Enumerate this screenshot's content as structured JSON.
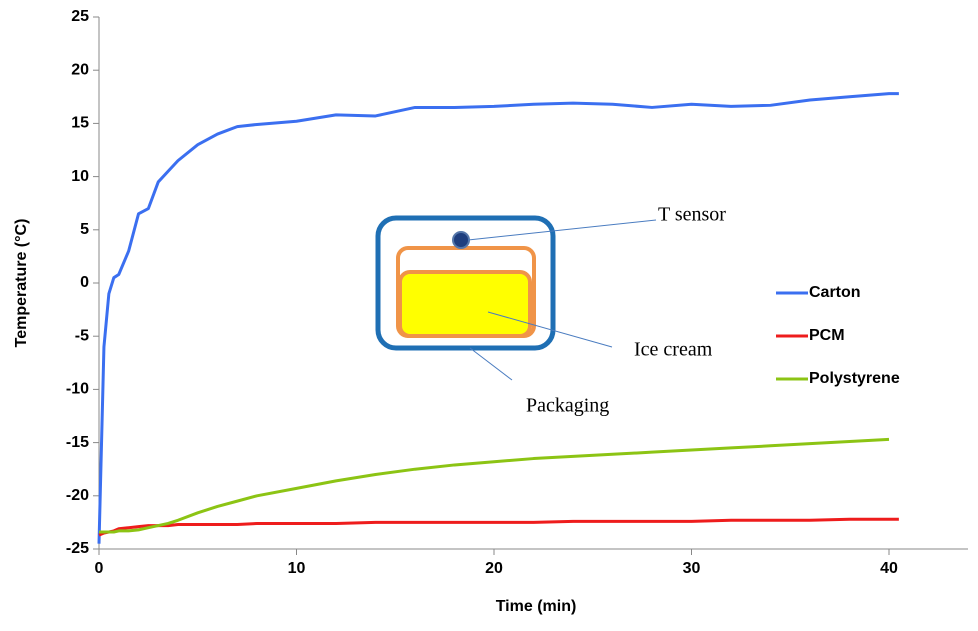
{
  "chart_data": {
    "type": "line",
    "x_label": "Time (min)",
    "y_label": "Temperature (°C)",
    "x": [
      0,
      0.25,
      0.5,
      0.75,
      1,
      1.5,
      2,
      2.5,
      3,
      3.5,
      4,
      5,
      6,
      7,
      8,
      10,
      12,
      14,
      16,
      18,
      20,
      22,
      24,
      26,
      28,
      30,
      32,
      34,
      36,
      38,
      40,
      40.5
    ],
    "series": [
      {
        "name": "Carton",
        "color": "#3b6ff0",
        "values": [
          -24.5,
          -6,
          -1,
          0.5,
          0.8,
          3,
          6.5,
          7,
          9.5,
          10.5,
          11.5,
          13,
          14,
          14.7,
          14.9,
          15.2,
          15.8,
          15.7,
          16.5,
          16.5,
          16.6,
          16.8,
          16.9,
          16.8,
          16.5,
          16.8,
          16.6,
          16.7,
          17.2,
          17.5,
          17.8,
          17.8
        ]
      },
      {
        "name": "PCM",
        "color": "#ee1c1c",
        "values": [
          -23.7,
          -23.5,
          -23.4,
          -23.3,
          -23.1,
          -23,
          -22.9,
          -22.8,
          -22.8,
          -22.8,
          -22.7,
          -22.7,
          -22.7,
          -22.7,
          -22.6,
          -22.6,
          -22.6,
          -22.5,
          -22.5,
          -22.5,
          -22.5,
          -22.5,
          -22.4,
          -22.4,
          -22.4,
          -22.4,
          -22.3,
          -22.3,
          -22.3,
          -22.2,
          -22.2,
          -22.2
        ]
      },
      {
        "name": "Polystyrene",
        "color": "#8cc414",
        "values": [
          -23.4,
          -23.4,
          -23.4,
          -23.4,
          -23.3,
          -23.3,
          -23.2,
          -23,
          -22.8,
          -22.6,
          -22.3,
          -21.6,
          -21,
          -20.5,
          -20,
          -19.3,
          -18.6,
          -18,
          -17.5,
          -17.1,
          -16.8,
          -16.5,
          -16.3,
          -16.1,
          -15.9,
          -15.7,
          -15.5,
          -15.3,
          -15.1,
          -14.9,
          -14.7,
          null
        ]
      }
    ],
    "xlim": [
      0,
      44
    ],
    "xticks": [
      0,
      10,
      20,
      30,
      40
    ],
    "ylim": [
      -25,
      25
    ],
    "yticks": [
      -25,
      -20,
      -15,
      -10,
      -5,
      0,
      5,
      10,
      15,
      20,
      25
    ],
    "legend": "right",
    "annotations": [
      "T sensor",
      "Ice cream",
      "Packaging"
    ]
  }
}
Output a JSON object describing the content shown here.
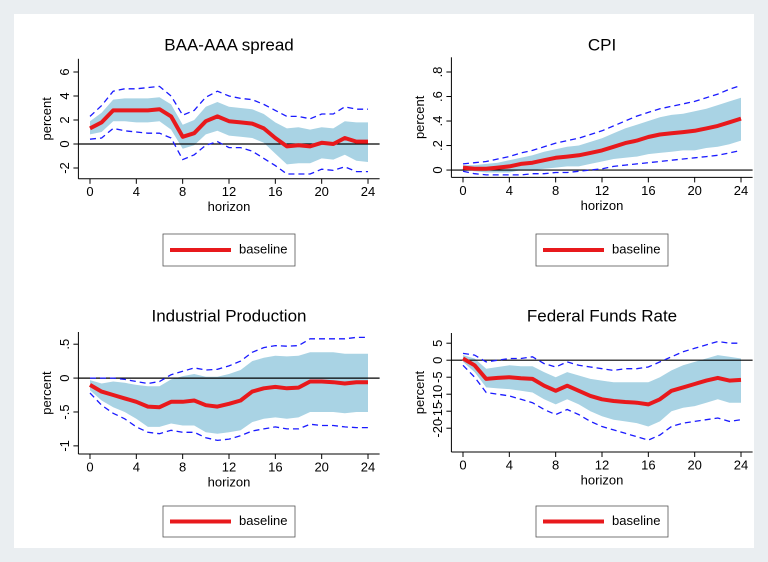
{
  "chart_data": [
    {
      "type": "line",
      "title": "BAA-AAA spread",
      "xlabel": "horizon",
      "ylabel": "percent",
      "x": [
        0,
        1,
        2,
        3,
        4,
        5,
        6,
        7,
        8,
        9,
        10,
        11,
        12,
        13,
        14,
        15,
        16,
        17,
        18,
        19,
        20,
        21,
        22,
        23,
        24
      ],
      "xlim": [
        -1,
        25
      ],
      "ylim": [
        -2.9,
        7.1
      ],
      "xticks": [
        0,
        4,
        8,
        12,
        16,
        20,
        24
      ],
      "yticks": [
        -2,
        0,
        2,
        4,
        6
      ],
      "yline": 0,
      "series": [
        {
          "name": "baseline",
          "color": "#e8191c",
          "values": [
            1.3,
            1.8,
            2.8,
            2.8,
            2.8,
            2.8,
            2.9,
            2.3,
            0.6,
            0.9,
            1.9,
            2.3,
            1.9,
            1.8,
            1.7,
            1.3,
            0.5,
            -0.2,
            -0.1,
            -0.2,
            0.1,
            0.0,
            0.5,
            0.2,
            0.2
          ]
        }
      ],
      "band": {
        "color": "#a9d3e4",
        "upper": [
          1.9,
          2.6,
          3.7,
          3.8,
          3.8,
          3.8,
          3.9,
          3.3,
          1.6,
          2,
          3.1,
          3.5,
          3.1,
          3,
          2.9,
          2.5,
          1.8,
          1.3,
          1.4,
          1.2,
          1.4,
          1.3,
          1.9,
          1.8,
          1.8
        ],
        "lower": [
          0.8,
          1,
          1.9,
          1.9,
          1.8,
          1.8,
          1.9,
          1.2,
          -0.4,
          -0.1,
          0.8,
          1.1,
          0.7,
          0.6,
          0.5,
          0.1,
          -0.8,
          -1.7,
          -1.6,
          -1.6,
          -1.2,
          -1.3,
          -0.9,
          -1.4,
          -1.5
        ]
      },
      "interval": {
        "color": "#1a1aff",
        "upper": [
          2.3,
          3.2,
          4.4,
          4.6,
          4.6,
          4.7,
          4.8,
          4,
          2.4,
          2.8,
          3.9,
          4.4,
          4,
          3.8,
          3.7,
          3.3,
          2.8,
          2.3,
          2.3,
          2.1,
          2.5,
          2.5,
          3.1,
          2.9,
          2.9
        ],
        "lower": [
          0.4,
          0.5,
          1.3,
          1.1,
          1,
          0.9,
          0.9,
          0.5,
          -1.3,
          -0.9,
          -0.1,
          0.2,
          -0.3,
          -0.3,
          -0.6,
          -1.2,
          -1.8,
          -2.5,
          -2.5,
          -2.5,
          -2.1,
          -2.2,
          -1.9,
          -2.3,
          -2.3
        ]
      }
    },
    {
      "type": "line",
      "title": "CPI",
      "xlabel": "horizon",
      "ylabel": "percent",
      "x": [
        0,
        1,
        2,
        3,
        4,
        5,
        6,
        7,
        8,
        9,
        10,
        11,
        12,
        13,
        14,
        15,
        16,
        17,
        18,
        19,
        20,
        21,
        22,
        23,
        24
      ],
      "xlim": [
        -1,
        25
      ],
      "ylim": [
        -0.06,
        0.92
      ],
      "xticks": [
        0,
        4,
        8,
        12,
        16,
        20,
        24
      ],
      "yticks": [
        0,
        {
          "value": 0.2,
          "label": ".2"
        },
        {
          "value": 0.4,
          "label": ".4"
        },
        {
          "value": 0.6,
          "label": ".6"
        },
        {
          "value": 0.8,
          "label": ".8"
        }
      ],
      "yline": 0,
      "series": [
        {
          "name": "baseline",
          "color": "#e8191c",
          "values": [
            0.02,
            0.01,
            0.01,
            0.02,
            0.03,
            0.05,
            0.06,
            0.08,
            0.1,
            0.11,
            0.12,
            0.14,
            0.16,
            0.19,
            0.22,
            0.24,
            0.27,
            0.29,
            0.3,
            0.31,
            0.32,
            0.34,
            0.36,
            0.39,
            0.42
          ]
        }
      ],
      "band": {
        "color": "#a9d3e4",
        "upper": [
          0.04,
          0.04,
          0.05,
          0.06,
          0.08,
          0.1,
          0.12,
          0.15,
          0.17,
          0.19,
          0.2,
          0.23,
          0.26,
          0.3,
          0.34,
          0.37,
          0.4,
          0.43,
          0.45,
          0.46,
          0.48,
          0.5,
          0.53,
          0.56,
          0.59
        ],
        "lower": [
          0,
          -0.01,
          -0.02,
          -0.02,
          -0.02,
          0,
          0,
          0.01,
          0.02,
          0.03,
          0.03,
          0.05,
          0.07,
          0.09,
          0.1,
          0.11,
          0.13,
          0.14,
          0.15,
          0.16,
          0.16,
          0.18,
          0.19,
          0.21,
          0.24
        ]
      },
      "interval": {
        "color": "#1a1aff",
        "upper": [
          0.05,
          0.06,
          0.07,
          0.09,
          0.11,
          0.14,
          0.16,
          0.19,
          0.22,
          0.24,
          0.26,
          0.29,
          0.32,
          0.36,
          0.4,
          0.44,
          0.47,
          0.5,
          0.52,
          0.54,
          0.56,
          0.59,
          0.62,
          0.66,
          0.69
        ],
        "lower": [
          -0.01,
          -0.03,
          -0.04,
          -0.04,
          -0.04,
          -0.04,
          -0.03,
          -0.03,
          -0.02,
          -0.02,
          -0.01,
          0,
          0.01,
          0.03,
          0.04,
          0.05,
          0.06,
          0.07,
          0.08,
          0.09,
          0.1,
          0.11,
          0.12,
          0.14,
          0.16
        ]
      }
    },
    {
      "type": "line",
      "title": "Industrial Production",
      "xlabel": "horizon",
      "ylabel": "percent",
      "x": [
        0,
        1,
        2,
        3,
        4,
        5,
        6,
        7,
        8,
        9,
        10,
        11,
        12,
        13,
        14,
        15,
        16,
        17,
        18,
        19,
        20,
        21,
        22,
        23,
        24
      ],
      "xlim": [
        -1,
        25
      ],
      "ylim": [
        -1.12,
        0.68
      ],
      "xticks": [
        0,
        4,
        8,
        12,
        16,
        20,
        24
      ],
      "yticks": [
        -1,
        {
          "value": -0.5,
          "label": "-.5"
        },
        0,
        {
          "value": 0.5,
          "label": ".5"
        }
      ],
      "yline": 0,
      "series": [
        {
          "name": "baseline",
          "color": "#e8191c",
          "values": [
            -0.1,
            -0.2,
            -0.25,
            -0.3,
            -0.35,
            -0.42,
            -0.43,
            -0.35,
            -0.35,
            -0.33,
            -0.4,
            -0.42,
            -0.38,
            -0.33,
            -0.2,
            -0.15,
            -0.13,
            -0.15,
            -0.14,
            -0.05,
            -0.05,
            -0.06,
            -0.08,
            -0.06,
            -0.06
          ]
        }
      ],
      "band": {
        "color": "#a9d3e4",
        "upper": [
          -0.03,
          -0.08,
          -0.05,
          -0.07,
          -0.1,
          -0.12,
          -0.12,
          -0.02,
          0.03,
          0.06,
          0.02,
          0.02,
          0.06,
          0.12,
          0.25,
          0.3,
          0.33,
          0.32,
          0.33,
          0.38,
          0.38,
          0.38,
          0.36,
          0.36,
          0.36
        ],
        "lower": [
          -0.18,
          -0.33,
          -0.43,
          -0.5,
          -0.6,
          -0.72,
          -0.72,
          -0.67,
          -0.7,
          -0.7,
          -0.8,
          -0.82,
          -0.8,
          -0.77,
          -0.65,
          -0.6,
          -0.58,
          -0.6,
          -0.58,
          -0.5,
          -0.5,
          -0.5,
          -0.52,
          -0.5,
          -0.5
        ]
      },
      "interval": {
        "color": "#1a1aff",
        "upper": [
          0,
          0,
          0,
          -0.02,
          -0.05,
          -0.08,
          -0.05,
          0.05,
          0.1,
          0.15,
          0.12,
          0.13,
          0.18,
          0.25,
          0.38,
          0.45,
          0.48,
          0.47,
          0.48,
          0.58,
          0.58,
          0.58,
          0.58,
          0.6,
          0.6
        ],
        "lower": [
          -0.22,
          -0.4,
          -0.52,
          -0.6,
          -0.72,
          -0.8,
          -0.82,
          -0.77,
          -0.8,
          -0.8,
          -0.88,
          -0.92,
          -0.9,
          -0.85,
          -0.78,
          -0.75,
          -0.72,
          -0.75,
          -0.75,
          -0.68,
          -0.7,
          -0.7,
          -0.72,
          -0.73,
          -0.73
        ]
      }
    },
    {
      "type": "line",
      "title": "Federal Funds Rate",
      "xlabel": "horizon",
      "ylabel": "percent",
      "x": [
        0,
        1,
        2,
        3,
        4,
        5,
        6,
        7,
        8,
        9,
        10,
        11,
        12,
        13,
        14,
        15,
        16,
        17,
        18,
        19,
        20,
        21,
        22,
        23,
        24
      ],
      "xlim": [
        -1,
        25
      ],
      "ylim": [
        -27,
        8
      ],
      "xticks": [
        0,
        4,
        8,
        12,
        16,
        20,
        24
      ],
      "yticks": [
        -20,
        -15,
        -10,
        -5,
        0,
        5
      ],
      "yline": 0,
      "series": [
        {
          "name": "baseline",
          "color": "#e8191c",
          "values": [
            0.5,
            -1.5,
            -5.5,
            -5.2,
            -5,
            -5.3,
            -5.5,
            -7.5,
            -9,
            -7.5,
            -9,
            -10.5,
            -11.5,
            -12,
            -12.3,
            -12.5,
            -13,
            -11.5,
            -9,
            -8,
            -7,
            -6,
            -5.2,
            -6,
            -5.8
          ]
        }
      ],
      "band": {
        "color": "#a9d3e4",
        "upper": [
          1.5,
          0.5,
          -2.5,
          -2,
          -1.5,
          -1.8,
          -1.8,
          -3.5,
          -5,
          -3.5,
          -4.5,
          -5.5,
          -6,
          -6.5,
          -6.5,
          -6.5,
          -6.5,
          -5,
          -3,
          -1.5,
          -0.5,
          0.5,
          1.5,
          1,
          0.5
        ],
        "lower": [
          -0.5,
          -3.5,
          -8,
          -8.3,
          -8.5,
          -9,
          -9.5,
          -11.5,
          -13,
          -11.5,
          -13,
          -15,
          -16.5,
          -17.5,
          -18,
          -18.5,
          -19.5,
          -18,
          -15,
          -14,
          -13.5,
          -12.5,
          -11.5,
          -12.5,
          -12.5
        ]
      },
      "interval": {
        "color": "#1a1aff",
        "upper": [
          2,
          1.5,
          -0.5,
          0,
          0.5,
          0.5,
          1,
          -1,
          -2,
          -0.5,
          -1.5,
          -2,
          -2.5,
          -3,
          -2.5,
          -2.5,
          -2,
          -0.5,
          1,
          2.5,
          3.5,
          4.5,
          5.5,
          5,
          5
        ],
        "lower": [
          -1.5,
          -5,
          -9.5,
          -10,
          -10.5,
          -11.5,
          -12.5,
          -14.5,
          -16,
          -14.5,
          -16,
          -18,
          -19.5,
          -20.5,
          -21.5,
          -22.5,
          -23.5,
          -22,
          -19.5,
          -18.5,
          -18,
          -17.5,
          -17,
          -18,
          -17.5
        ]
      }
    }
  ]
}
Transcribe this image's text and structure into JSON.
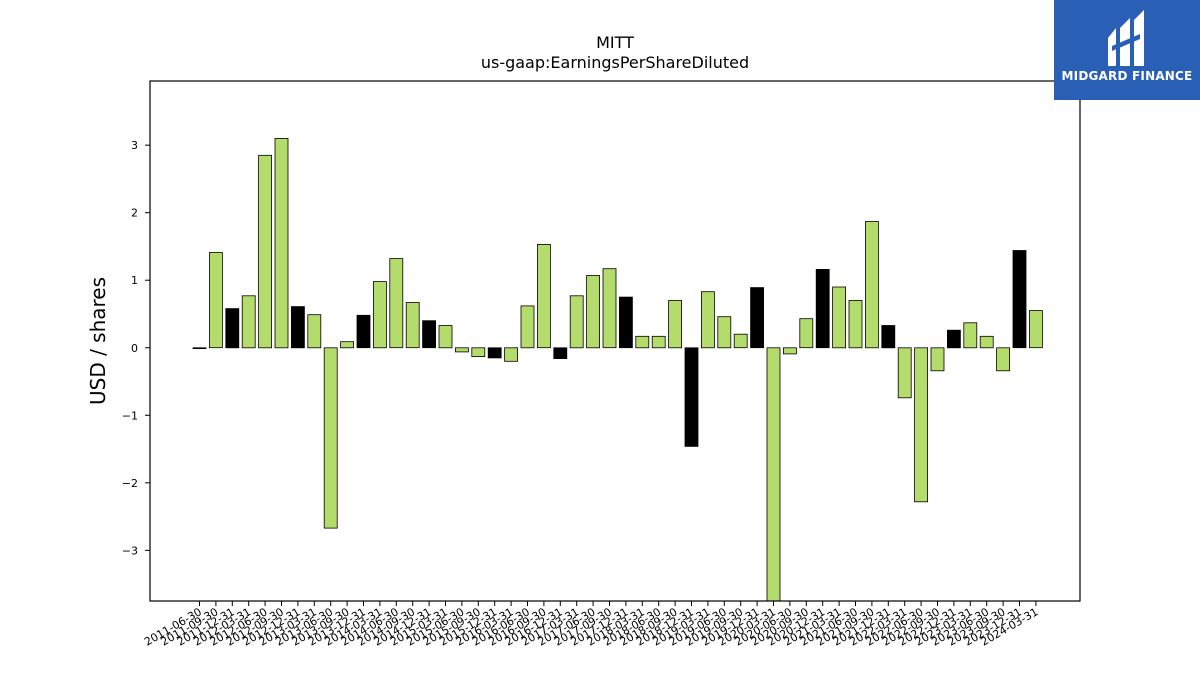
{
  "brand": {
    "name": "MIDGARD FINANCE",
    "bg": "#2a5fb6"
  },
  "chart_data": {
    "type": "bar",
    "title": "MITT",
    "subtitle": "us-gaap:EarningsPerShareDiluted",
    "ylabel": "USD / shares",
    "xlabel": "",
    "ylim": [
      -3.75,
      3.95
    ],
    "yticks": [
      -3,
      -2,
      -1,
      0,
      1,
      2,
      3
    ],
    "ytick_labels": [
      "−3",
      "−2",
      "−1",
      "0",
      "1",
      "2",
      "3"
    ],
    "grid": false,
    "colors": {
      "quarter": "#b3dc6c",
      "annual": "#000000",
      "edge": "#000000"
    },
    "categories": [
      "2011-06-30",
      "2011-09-30",
      "2011-12-31",
      "2012-03-31",
      "2012-06-30",
      "2012-09-30",
      "2012-12-31",
      "2013-03-31",
      "2013-06-30",
      "2013-09-30",
      "2013-12-31",
      "2014-03-31",
      "2014-06-30",
      "2014-09-30",
      "2014-12-31",
      "2015-03-31",
      "2015-06-30",
      "2015-09-30",
      "2015-12-31",
      "2016-03-31",
      "2016-06-30",
      "2016-09-30",
      "2016-12-31",
      "2017-03-31",
      "2017-06-30",
      "2017-09-30",
      "2017-12-31",
      "2018-03-31",
      "2018-06-30",
      "2018-09-30",
      "2018-12-31",
      "2019-03-31",
      "2019-06-30",
      "2019-09-30",
      "2019-12-31",
      "2020-03-31",
      "2020-06-30",
      "2020-09-30",
      "2020-12-31",
      "2021-03-31",
      "2021-06-30",
      "2021-09-30",
      "2021-12-31",
      "2022-03-31",
      "2022-06-30",
      "2022-09-30",
      "2022-12-31",
      "2023-03-31",
      "2023-06-30",
      "2023-09-30",
      "2023-12-31",
      "2024-03-31"
    ],
    "values": [
      0.0,
      1.41,
      0.58,
      0.77,
      2.85,
      3.1,
      0.61,
      0.49,
      -2.67,
      0.09,
      0.48,
      0.98,
      1.32,
      0.67,
      0.4,
      0.33,
      -0.06,
      -0.13,
      -0.15,
      -0.2,
      0.62,
      1.53,
      -0.16,
      0.77,
      1.07,
      1.17,
      0.75,
      0.17,
      0.17,
      0.7,
      -1.46,
      0.83,
      0.46,
      0.2,
      0.89,
      -3.75,
      -0.09,
      0.43,
      1.16,
      0.9,
      0.7,
      1.87,
      0.33,
      -0.74,
      -2.28,
      -0.34,
      0.26,
      0.37,
      0.17,
      -0.34,
      1.44,
      0.55
    ],
    "annual": [
      false,
      false,
      true,
      false,
      false,
      false,
      true,
      false,
      false,
      false,
      true,
      false,
      false,
      false,
      true,
      false,
      false,
      false,
      true,
      false,
      false,
      false,
      true,
      false,
      false,
      false,
      true,
      false,
      false,
      false,
      true,
      false,
      false,
      false,
      true,
      false,
      false,
      false,
      true,
      false,
      false,
      false,
      true,
      false,
      false,
      false,
      true,
      false,
      false,
      false,
      true,
      false
    ]
  }
}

◆ ◆ ◆ ◆ ◆

__Description of the task__. The answer is one number: how many lines of the material above contain "JSON".

__Correct result__. 3